** Exercise objective **
Tally the lines holding the string "again" and reply with that number alone.

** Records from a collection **
§

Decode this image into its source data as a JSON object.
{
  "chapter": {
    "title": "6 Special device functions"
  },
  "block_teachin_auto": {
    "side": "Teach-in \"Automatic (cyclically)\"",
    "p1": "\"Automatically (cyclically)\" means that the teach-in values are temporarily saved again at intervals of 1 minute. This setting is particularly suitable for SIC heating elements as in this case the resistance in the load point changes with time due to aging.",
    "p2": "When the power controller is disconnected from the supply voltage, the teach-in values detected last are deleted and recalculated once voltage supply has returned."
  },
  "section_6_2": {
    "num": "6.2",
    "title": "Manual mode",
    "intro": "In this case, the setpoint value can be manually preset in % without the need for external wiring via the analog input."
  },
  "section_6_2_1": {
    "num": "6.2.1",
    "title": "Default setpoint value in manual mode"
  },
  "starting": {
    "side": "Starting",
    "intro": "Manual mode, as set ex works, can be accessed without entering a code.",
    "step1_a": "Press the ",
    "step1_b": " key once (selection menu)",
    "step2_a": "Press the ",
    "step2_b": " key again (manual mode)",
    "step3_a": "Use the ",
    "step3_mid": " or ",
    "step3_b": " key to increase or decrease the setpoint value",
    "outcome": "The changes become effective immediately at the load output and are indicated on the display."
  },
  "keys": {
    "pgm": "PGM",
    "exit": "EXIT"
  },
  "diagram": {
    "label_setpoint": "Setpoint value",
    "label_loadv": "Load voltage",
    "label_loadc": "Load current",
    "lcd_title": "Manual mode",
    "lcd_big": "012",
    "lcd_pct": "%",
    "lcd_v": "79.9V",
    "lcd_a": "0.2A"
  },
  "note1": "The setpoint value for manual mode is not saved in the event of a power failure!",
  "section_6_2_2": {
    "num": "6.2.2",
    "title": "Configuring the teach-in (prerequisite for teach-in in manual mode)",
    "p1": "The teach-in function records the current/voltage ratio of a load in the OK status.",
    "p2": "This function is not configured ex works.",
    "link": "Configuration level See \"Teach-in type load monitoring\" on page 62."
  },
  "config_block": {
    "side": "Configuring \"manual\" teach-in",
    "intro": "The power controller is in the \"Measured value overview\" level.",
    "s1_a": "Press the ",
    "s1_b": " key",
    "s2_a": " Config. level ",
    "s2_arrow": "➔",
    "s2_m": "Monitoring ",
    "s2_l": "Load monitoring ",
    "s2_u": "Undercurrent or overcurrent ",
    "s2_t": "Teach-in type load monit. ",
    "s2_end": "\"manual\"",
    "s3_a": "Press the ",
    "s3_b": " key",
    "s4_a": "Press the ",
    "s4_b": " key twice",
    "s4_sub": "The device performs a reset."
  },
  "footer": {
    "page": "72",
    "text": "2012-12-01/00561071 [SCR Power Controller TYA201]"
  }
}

§

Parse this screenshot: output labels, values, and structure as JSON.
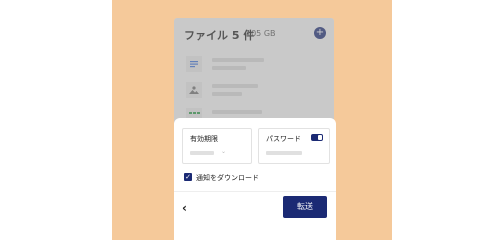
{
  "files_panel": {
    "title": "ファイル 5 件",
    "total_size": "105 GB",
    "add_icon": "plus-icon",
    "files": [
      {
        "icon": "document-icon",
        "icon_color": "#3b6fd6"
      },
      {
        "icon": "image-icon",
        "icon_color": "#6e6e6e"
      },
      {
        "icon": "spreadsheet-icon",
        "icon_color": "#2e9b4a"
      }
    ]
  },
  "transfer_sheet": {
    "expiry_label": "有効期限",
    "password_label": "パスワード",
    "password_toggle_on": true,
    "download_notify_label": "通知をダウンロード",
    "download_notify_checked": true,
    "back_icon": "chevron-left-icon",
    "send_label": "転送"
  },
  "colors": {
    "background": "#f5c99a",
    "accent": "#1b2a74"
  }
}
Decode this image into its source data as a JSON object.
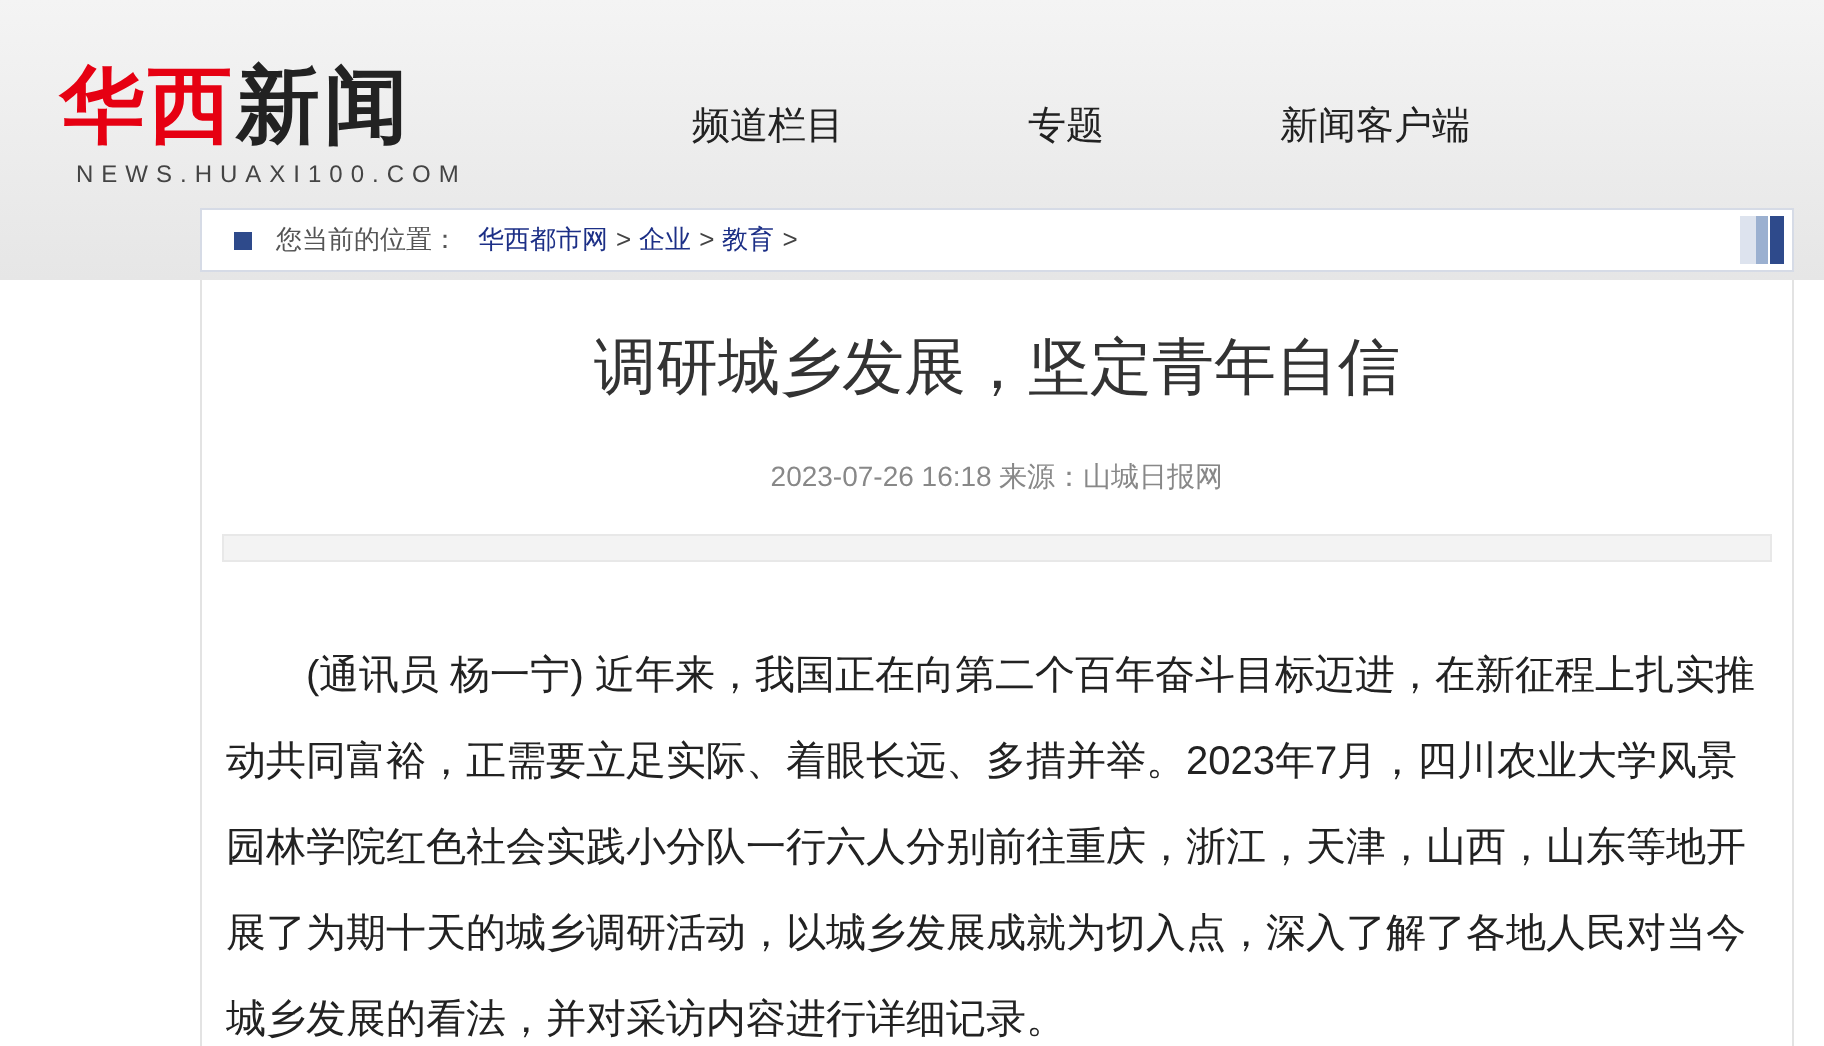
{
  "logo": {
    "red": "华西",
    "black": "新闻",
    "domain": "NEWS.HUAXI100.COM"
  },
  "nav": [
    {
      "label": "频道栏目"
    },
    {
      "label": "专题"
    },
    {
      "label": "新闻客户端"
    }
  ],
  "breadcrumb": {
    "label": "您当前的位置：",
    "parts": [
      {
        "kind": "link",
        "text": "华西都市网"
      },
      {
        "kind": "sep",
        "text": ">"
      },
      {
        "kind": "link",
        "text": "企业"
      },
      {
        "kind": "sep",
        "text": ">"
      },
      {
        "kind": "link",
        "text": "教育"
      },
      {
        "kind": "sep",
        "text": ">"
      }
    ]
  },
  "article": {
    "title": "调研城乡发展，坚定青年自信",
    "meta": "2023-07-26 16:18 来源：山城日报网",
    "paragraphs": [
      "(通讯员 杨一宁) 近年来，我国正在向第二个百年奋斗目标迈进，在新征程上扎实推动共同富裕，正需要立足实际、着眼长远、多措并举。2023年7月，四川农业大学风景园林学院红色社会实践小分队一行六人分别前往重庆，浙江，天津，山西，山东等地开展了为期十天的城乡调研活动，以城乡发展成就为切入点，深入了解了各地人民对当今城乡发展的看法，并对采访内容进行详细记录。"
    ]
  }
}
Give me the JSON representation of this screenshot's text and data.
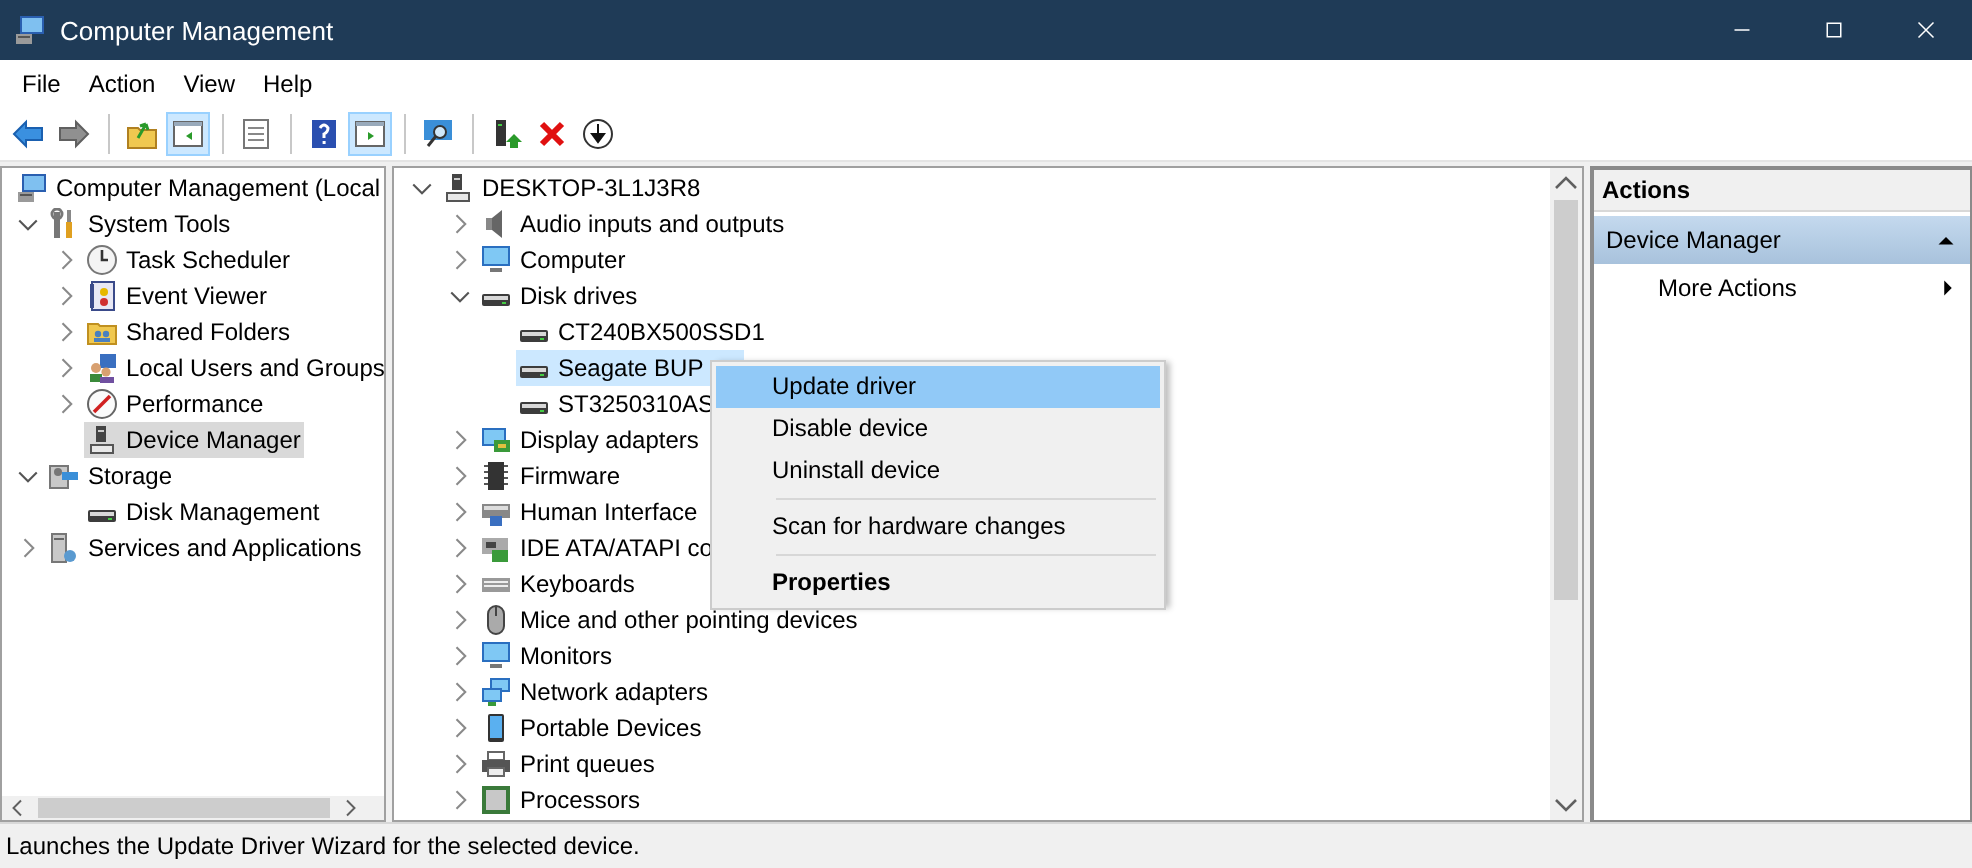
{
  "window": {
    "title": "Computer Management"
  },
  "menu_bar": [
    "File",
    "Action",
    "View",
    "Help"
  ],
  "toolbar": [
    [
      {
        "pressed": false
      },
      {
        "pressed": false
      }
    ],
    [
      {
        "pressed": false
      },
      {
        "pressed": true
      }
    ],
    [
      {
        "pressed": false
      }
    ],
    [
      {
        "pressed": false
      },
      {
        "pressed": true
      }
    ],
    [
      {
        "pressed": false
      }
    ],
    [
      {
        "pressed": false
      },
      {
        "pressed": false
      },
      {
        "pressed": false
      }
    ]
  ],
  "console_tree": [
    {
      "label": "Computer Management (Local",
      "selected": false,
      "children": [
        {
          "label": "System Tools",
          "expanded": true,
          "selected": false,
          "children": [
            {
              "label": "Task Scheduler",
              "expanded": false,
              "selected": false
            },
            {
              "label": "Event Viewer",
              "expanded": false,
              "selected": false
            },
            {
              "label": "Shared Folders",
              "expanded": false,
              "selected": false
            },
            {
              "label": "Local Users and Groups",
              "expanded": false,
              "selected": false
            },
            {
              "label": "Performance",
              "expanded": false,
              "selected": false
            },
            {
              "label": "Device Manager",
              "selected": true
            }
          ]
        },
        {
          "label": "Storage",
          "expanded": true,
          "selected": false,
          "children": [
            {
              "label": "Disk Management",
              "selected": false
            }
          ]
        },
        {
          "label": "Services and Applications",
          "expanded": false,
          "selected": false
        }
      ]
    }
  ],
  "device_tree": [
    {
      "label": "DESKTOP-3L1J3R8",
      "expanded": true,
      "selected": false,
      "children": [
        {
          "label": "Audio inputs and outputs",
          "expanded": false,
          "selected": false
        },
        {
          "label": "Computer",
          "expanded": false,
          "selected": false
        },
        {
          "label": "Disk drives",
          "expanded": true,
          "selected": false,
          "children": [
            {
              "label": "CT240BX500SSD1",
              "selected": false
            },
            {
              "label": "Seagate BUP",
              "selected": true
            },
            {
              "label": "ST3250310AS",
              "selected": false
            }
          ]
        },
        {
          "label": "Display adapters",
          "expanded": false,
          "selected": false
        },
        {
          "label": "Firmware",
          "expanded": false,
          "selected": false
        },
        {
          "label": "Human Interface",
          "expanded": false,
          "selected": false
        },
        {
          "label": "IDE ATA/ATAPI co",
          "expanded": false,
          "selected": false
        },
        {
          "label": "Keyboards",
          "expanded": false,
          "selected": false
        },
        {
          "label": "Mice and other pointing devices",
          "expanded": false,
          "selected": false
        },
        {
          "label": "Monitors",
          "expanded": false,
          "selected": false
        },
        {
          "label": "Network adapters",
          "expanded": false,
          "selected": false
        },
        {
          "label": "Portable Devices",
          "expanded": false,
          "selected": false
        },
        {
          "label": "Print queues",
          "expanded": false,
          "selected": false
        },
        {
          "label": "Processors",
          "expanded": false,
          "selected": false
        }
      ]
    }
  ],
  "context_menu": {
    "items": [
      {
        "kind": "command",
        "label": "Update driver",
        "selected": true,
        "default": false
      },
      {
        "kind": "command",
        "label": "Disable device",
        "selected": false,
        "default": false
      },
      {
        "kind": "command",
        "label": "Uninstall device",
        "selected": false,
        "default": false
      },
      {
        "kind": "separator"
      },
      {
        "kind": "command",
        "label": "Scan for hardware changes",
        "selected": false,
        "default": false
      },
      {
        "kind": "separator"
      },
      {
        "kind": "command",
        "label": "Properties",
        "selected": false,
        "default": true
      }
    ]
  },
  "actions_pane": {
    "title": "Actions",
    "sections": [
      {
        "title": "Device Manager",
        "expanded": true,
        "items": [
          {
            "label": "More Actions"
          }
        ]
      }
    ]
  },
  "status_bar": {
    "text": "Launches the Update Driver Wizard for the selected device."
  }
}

§

** Exercise result **
2